#### Task to complete:
Filter the lines below, copying only those with the string "heading".

#### Data excerpts:
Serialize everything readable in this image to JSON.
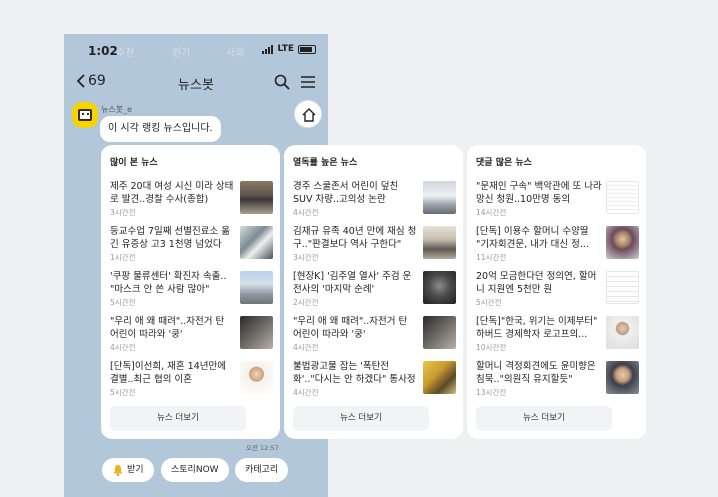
{
  "status": {
    "time": "1:02",
    "network": "LTE",
    "ghost_tabs": [
      "추천",
      "원가",
      "사회"
    ]
  },
  "nav": {
    "back_count": "69",
    "title": "뉴스봇"
  },
  "bot": {
    "name": "뉴스봇_e",
    "message": "이 시각 랭킹 뉴스입니다."
  },
  "cards": [
    {
      "heading": "많이 본 뉴스",
      "items": [
        {
          "title": "제주 20대 여성 시신 미라 상태로 발견..경찰 수사(종합)",
          "ago": "3시간전"
        },
        {
          "title": "등교수업 7일째 선별진료소 옮긴 유증상 고3 1천명 넘었다",
          "ago": "1시간전"
        },
        {
          "title": "'쿠팡 물류센터' 확진자 속출.. \"마스크 안 쓴 사람 많아\"",
          "ago": "5시간전"
        },
        {
          "title": "\"우리 애 왜 때려\"..자전거 탄 어린이 따라와 '쿵'",
          "ago": "4시간전"
        },
        {
          "title": "[단독]이선희, 재혼 14년만에 결별..최근 협의 이혼",
          "ago": "5시간전"
        }
      ],
      "more": "뉴스 더보기"
    },
    {
      "heading": "열독률 높은 뉴스",
      "items": [
        {
          "title": "경주 스쿨존서 어린이 덮친 SUV 차량..고의성 논란",
          "ago": "4시간전"
        },
        {
          "title": "김재규 유족 40년 만에 재심 청구..\"판결보다 역사 구한다\"",
          "ago": "3시간전"
        },
        {
          "title": "[현장K] '김주열 열사' 주검 운전사의 '마지막 순례'",
          "ago": "2시간전"
        },
        {
          "title": "\"우리 애 왜 때려\"..자전거 탄 어린이 따라와 '쿵'",
          "ago": "4시간전"
        },
        {
          "title": "불법광고물 잡는 '폭탄전화'..\"다시는 안 하겠다\" 통사정",
          "ago": "4시간전"
        }
      ],
      "more": "뉴스 더보기"
    },
    {
      "heading": "댓글 많은 뉴스",
      "items": [
        {
          "title": "\"문재인 구속\" 백악관에 또 나라망신 청원..10만명 동의",
          "ago": "14시간전"
        },
        {
          "title": "[단독] 이용수 할머니 수양딸 \"기자회견문, 내가 대신 정...",
          "ago": "11시간전"
        },
        {
          "title": "20억 모금한다던 정의연, 할머니 지원엔 5천만 원",
          "ago": "5시간전"
        },
        {
          "title": "[단독]\"한국, 위기는 이제부터\" 하버드 경제학자 로고프의...",
          "ago": "10시간전"
        },
        {
          "title": "할머니 격정회견에도 윤미향은 침묵..\"의원직 유지할듯\"",
          "ago": "13시간전"
        }
      ],
      "more": "뉴스 더보기"
    }
  ],
  "timestamp": "오전 12:57",
  "quick_buttons": [
    "받기",
    "스토리NOW",
    "카테고리"
  ],
  "colors": {
    "chat_bg": "#b2c7d9",
    "avatar": "#f7d300"
  }
}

#### Response for this exercise:
      "heading": "많이 본 뉴스",
      "heading": "열독률 높은 뉴스",
      "heading": "댓글 많은 뉴스",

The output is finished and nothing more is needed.